• Goal
Below are the records. Gather each line that holds "this".
◆ ◆ ◆ ◆ ◆ ◆ ◆
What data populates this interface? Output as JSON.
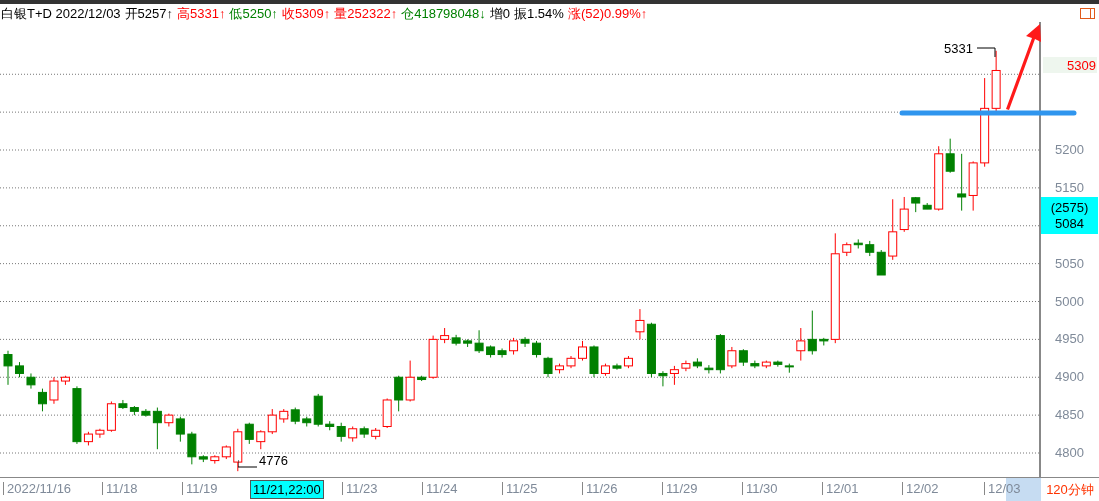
{
  "header": [
    {
      "text": "白银T+D 2022/12/03"
    },
    {
      "text": "开5257↑"
    },
    {
      "text": "高5331↑",
      "color": "#ff0000"
    },
    {
      "text": "低5250↑",
      "color": "#008000"
    },
    {
      "text": "收5309↑",
      "color": "#ff0000"
    },
    {
      "text": "量252322↑",
      "color": "#ff0000"
    },
    {
      "text": "仓418798048↓",
      "color": "#008000"
    },
    {
      "text": "增0"
    },
    {
      "text": "振1.54%"
    },
    {
      "text": "涨(52)0.99%↑",
      "color": "#ff0000"
    }
  ],
  "chart": {
    "high_label": "5331",
    "low_label": "4776",
    "chart_data": {
      "type": "candlestick",
      "ylim": [
        4767,
        5369
      ],
      "grid": true,
      "yticks": [
        {
          "value": 5200,
          "label": "5200"
        },
        {
          "value": 5150,
          "label": "5150"
        },
        {
          "value": 5050,
          "label": "5050"
        },
        {
          "value": 5000,
          "label": "5000"
        },
        {
          "value": 4950,
          "label": "4950"
        },
        {
          "value": 4900,
          "label": "4900"
        },
        {
          "value": 4850,
          "label": "4850"
        },
        {
          "value": 4800,
          "label": "4800"
        }
      ],
      "ohlc": [
        [
          4930,
          4935,
          4890,
          4915
        ],
        [
          4915,
          4920,
          4900,
          4905
        ],
        [
          4900,
          4905,
          4885,
          4890
        ],
        [
          4880,
          4885,
          4855,
          4865
        ],
        [
          4870,
          4900,
          4865,
          4895
        ],
        [
          4895,
          4902,
          4890,
          4900
        ],
        [
          4885,
          4888,
          4812,
          4815
        ],
        [
          4815,
          4828,
          4810,
          4825
        ],
        [
          4825,
          4832,
          4820,
          4830
        ],
        [
          4830,
          4868,
          4828,
          4865
        ],
        [
          4865,
          4870,
          4858,
          4860
        ],
        [
          4860,
          4862,
          4850,
          4855
        ],
        [
          4855,
          4858,
          4848,
          4850
        ],
        [
          4855,
          4860,
          4805,
          4840
        ],
        [
          4840,
          4852,
          4835,
          4850
        ],
        [
          4845,
          4848,
          4815,
          4825
        ],
        [
          4825,
          4828,
          4785,
          4795
        ],
        [
          4795,
          4797,
          4788,
          4792
        ],
        [
          4790,
          4797,
          4786,
          4795
        ],
        [
          4795,
          4810,
          4792,
          4808
        ],
        [
          4788,
          4832,
          4776,
          4828
        ],
        [
          4838,
          4840,
          4812,
          4818
        ],
        [
          4815,
          4830,
          4805,
          4828
        ],
        [
          4828,
          4858,
          4825,
          4850
        ],
        [
          4845,
          4858,
          4840,
          4855
        ],
        [
          4857,
          4860,
          4838,
          4842
        ],
        [
          4845,
          4848,
          4835,
          4840
        ],
        [
          4875,
          4878,
          4835,
          4838
        ],
        [
          4838,
          4842,
          4830,
          4835
        ],
        [
          4835,
          4840,
          4815,
          4822
        ],
        [
          4820,
          4835,
          4815,
          4832
        ],
        [
          4832,
          4835,
          4820,
          4825
        ],
        [
          4822,
          4833,
          4818,
          4830
        ],
        [
          4835,
          4872,
          4833,
          4870
        ],
        [
          4900,
          4902,
          4855,
          4870
        ],
        [
          4870,
          4922,
          4868,
          4900
        ],
        [
          4900,
          4902,
          4895,
          4897
        ],
        [
          4900,
          4955,
          4898,
          4950
        ],
        [
          4950,
          4965,
          4945,
          4955
        ],
        [
          4952,
          4956,
          4942,
          4945
        ],
        [
          4948,
          4950,
          4940,
          4945
        ],
        [
          4945,
          4962,
          4932,
          4935
        ],
        [
          4940,
          4942,
          4926,
          4930
        ],
        [
          4935,
          4938,
          4926,
          4930
        ],
        [
          4935,
          4952,
          4930,
          4948
        ],
        [
          4950,
          4953,
          4940,
          4945
        ],
        [
          4945,
          4948,
          4926,
          4930
        ],
        [
          4925,
          4927,
          4900,
          4905
        ],
        [
          4910,
          4918,
          4905,
          4915
        ],
        [
          4915,
          4928,
          4912,
          4925
        ],
        [
          4925,
          4948,
          4922,
          4940
        ],
        [
          4940,
          4942,
          4900,
          4905
        ],
        [
          4905,
          4918,
          4902,
          4915
        ],
        [
          4915,
          4918,
          4910,
          4912
        ],
        [
          4915,
          4928,
          4912,
          4925
        ],
        [
          4960,
          4990,
          4950,
          4975
        ],
        [
          4970,
          4972,
          4900,
          4905
        ],
        [
          4905,
          4908,
          4888,
          4902
        ],
        [
          4905,
          4915,
          4890,
          4910
        ],
        [
          4912,
          4922,
          4908,
          4918
        ],
        [
          4920,
          4925,
          4912,
          4915
        ],
        [
          4912,
          4916,
          4905,
          4910
        ],
        [
          4955,
          4957,
          4905,
          4910
        ],
        [
          4915,
          4940,
          4912,
          4935
        ],
        [
          4935,
          4937,
          4915,
          4920
        ],
        [
          4918,
          4922,
          4912,
          4915
        ],
        [
          4915,
          4922,
          4912,
          4920
        ],
        [
          4920,
          4922,
          4914,
          4917
        ],
        [
          4915,
          4918,
          4906,
          4914
        ],
        [
          4935,
          4965,
          4922,
          4948
        ],
        [
          4950,
          4988,
          4930,
          4935
        ],
        [
          4950,
          4952,
          4942,
          4948
        ],
        [
          4950,
          5090,
          4945,
          5063
        ],
        [
          5065,
          5078,
          5060,
          5075
        ],
        [
          5077,
          5082,
          5070,
          5075
        ],
        [
          5075,
          5080,
          5060,
          5065
        ],
        [
          5065,
          5068,
          5035,
          5035
        ],
        [
          5060,
          5135,
          5055,
          5092
        ],
        [
          5095,
          5138,
          5092,
          5122
        ],
        [
          5137,
          5138,
          5118,
          5130
        ],
        [
          5127,
          5130,
          5122,
          5122
        ],
        [
          5122,
          5205,
          5120,
          5195
        ],
        [
          5195,
          5215,
          5170,
          5172
        ],
        [
          5142,
          5195,
          5120,
          5138
        ],
        [
          5140,
          5185,
          5120,
          5183
        ],
        [
          5183,
          5295,
          5178,
          5255
        ],
        [
          5255,
          5331,
          5250,
          5305
        ]
      ]
    }
  },
  "price_axis": {
    "last_price": "5309",
    "cursor_box": [
      "(2575)",
      "5084"
    ]
  },
  "date_axis": [
    {
      "label": "2022/11/16",
      "kind": "date"
    },
    {
      "label": "11/18",
      "kind": "date"
    },
    {
      "label": "11/19",
      "kind": "date"
    },
    {
      "label": "11/21,22:00",
      "kind": "cursor"
    },
    {
      "label": "11/23",
      "kind": "date"
    },
    {
      "label": "11/24",
      "kind": "date"
    },
    {
      "label": "11/25",
      "kind": "date"
    },
    {
      "label": "11/26",
      "kind": "date"
    },
    {
      "label": "11/29",
      "kind": "date"
    },
    {
      "label": "11/30",
      "kind": "date"
    },
    {
      "label": "12/01",
      "kind": "date"
    },
    {
      "label": "12/02",
      "kind": "date"
    },
    {
      "label": "12/03",
      "kind": "date"
    }
  ],
  "period": "120分钟"
}
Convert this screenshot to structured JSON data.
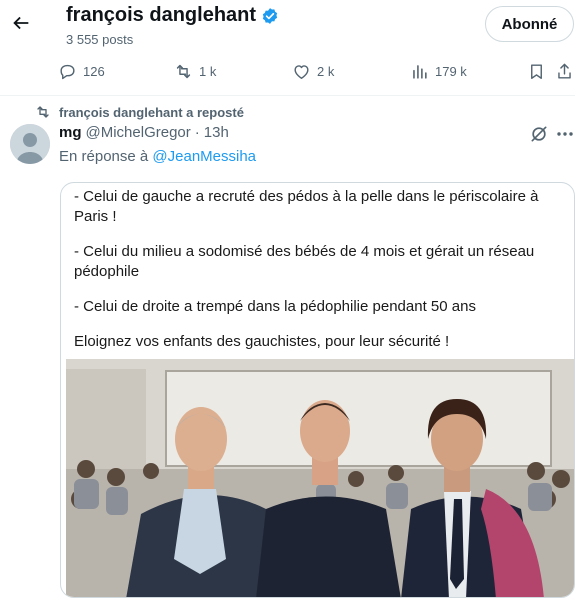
◆ ◆ ◆ ◆ ◆ ◆ ◆
• Reply to the task
What data populates this interface? Output as JSON.
Convert this screenshot to structured JSON data.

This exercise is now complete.